#### Data for the task ####

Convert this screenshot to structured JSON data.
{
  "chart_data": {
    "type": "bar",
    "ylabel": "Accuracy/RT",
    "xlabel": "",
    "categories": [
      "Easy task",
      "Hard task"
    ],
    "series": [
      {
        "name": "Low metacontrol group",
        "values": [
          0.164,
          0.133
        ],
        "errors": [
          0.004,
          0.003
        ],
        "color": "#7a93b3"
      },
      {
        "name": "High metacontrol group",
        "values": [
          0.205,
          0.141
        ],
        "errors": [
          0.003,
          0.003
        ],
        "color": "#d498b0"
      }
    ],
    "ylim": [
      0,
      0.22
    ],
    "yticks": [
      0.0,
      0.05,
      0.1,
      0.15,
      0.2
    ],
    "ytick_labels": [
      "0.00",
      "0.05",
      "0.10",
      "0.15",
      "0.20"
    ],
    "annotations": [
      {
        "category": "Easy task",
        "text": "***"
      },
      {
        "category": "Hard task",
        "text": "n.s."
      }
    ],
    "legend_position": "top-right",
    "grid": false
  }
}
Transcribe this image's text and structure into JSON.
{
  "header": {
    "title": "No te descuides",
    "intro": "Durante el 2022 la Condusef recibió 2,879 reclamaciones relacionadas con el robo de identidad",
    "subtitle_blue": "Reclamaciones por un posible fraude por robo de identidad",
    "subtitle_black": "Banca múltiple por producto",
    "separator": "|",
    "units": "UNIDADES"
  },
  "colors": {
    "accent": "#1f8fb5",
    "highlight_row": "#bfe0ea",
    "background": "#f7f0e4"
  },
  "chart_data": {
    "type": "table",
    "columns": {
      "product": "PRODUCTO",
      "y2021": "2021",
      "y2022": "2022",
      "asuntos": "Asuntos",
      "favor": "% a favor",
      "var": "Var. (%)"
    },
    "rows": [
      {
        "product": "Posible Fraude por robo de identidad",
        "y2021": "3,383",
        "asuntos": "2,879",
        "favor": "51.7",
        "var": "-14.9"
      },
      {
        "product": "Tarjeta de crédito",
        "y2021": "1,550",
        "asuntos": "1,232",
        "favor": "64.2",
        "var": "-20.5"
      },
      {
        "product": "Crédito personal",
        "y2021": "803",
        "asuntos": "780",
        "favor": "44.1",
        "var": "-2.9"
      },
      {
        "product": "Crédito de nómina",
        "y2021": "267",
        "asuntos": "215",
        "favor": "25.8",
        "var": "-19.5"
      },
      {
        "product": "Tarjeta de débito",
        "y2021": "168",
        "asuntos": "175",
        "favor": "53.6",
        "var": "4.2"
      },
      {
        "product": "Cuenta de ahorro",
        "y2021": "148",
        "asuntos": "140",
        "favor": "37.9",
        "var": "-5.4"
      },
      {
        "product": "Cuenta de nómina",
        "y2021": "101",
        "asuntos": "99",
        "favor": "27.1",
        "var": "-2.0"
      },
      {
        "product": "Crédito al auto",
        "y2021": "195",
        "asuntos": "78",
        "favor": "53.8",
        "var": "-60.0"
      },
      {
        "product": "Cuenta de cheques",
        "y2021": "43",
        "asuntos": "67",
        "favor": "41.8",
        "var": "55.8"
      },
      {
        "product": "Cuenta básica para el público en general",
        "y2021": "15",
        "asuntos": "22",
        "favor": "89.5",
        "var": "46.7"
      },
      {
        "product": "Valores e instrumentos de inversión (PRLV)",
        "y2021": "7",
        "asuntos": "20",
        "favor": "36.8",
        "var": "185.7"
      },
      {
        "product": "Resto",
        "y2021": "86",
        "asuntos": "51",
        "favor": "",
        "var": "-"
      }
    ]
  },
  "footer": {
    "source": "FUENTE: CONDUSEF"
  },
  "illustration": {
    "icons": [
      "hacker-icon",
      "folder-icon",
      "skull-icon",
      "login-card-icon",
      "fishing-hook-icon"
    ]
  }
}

####

» **Your task**
Gather every line from the entries above where the word "this" appears, and copy them.

» **The reply**
Convert this screenshot to structured JSON data.
Transcribe this image's text and structure into JSON.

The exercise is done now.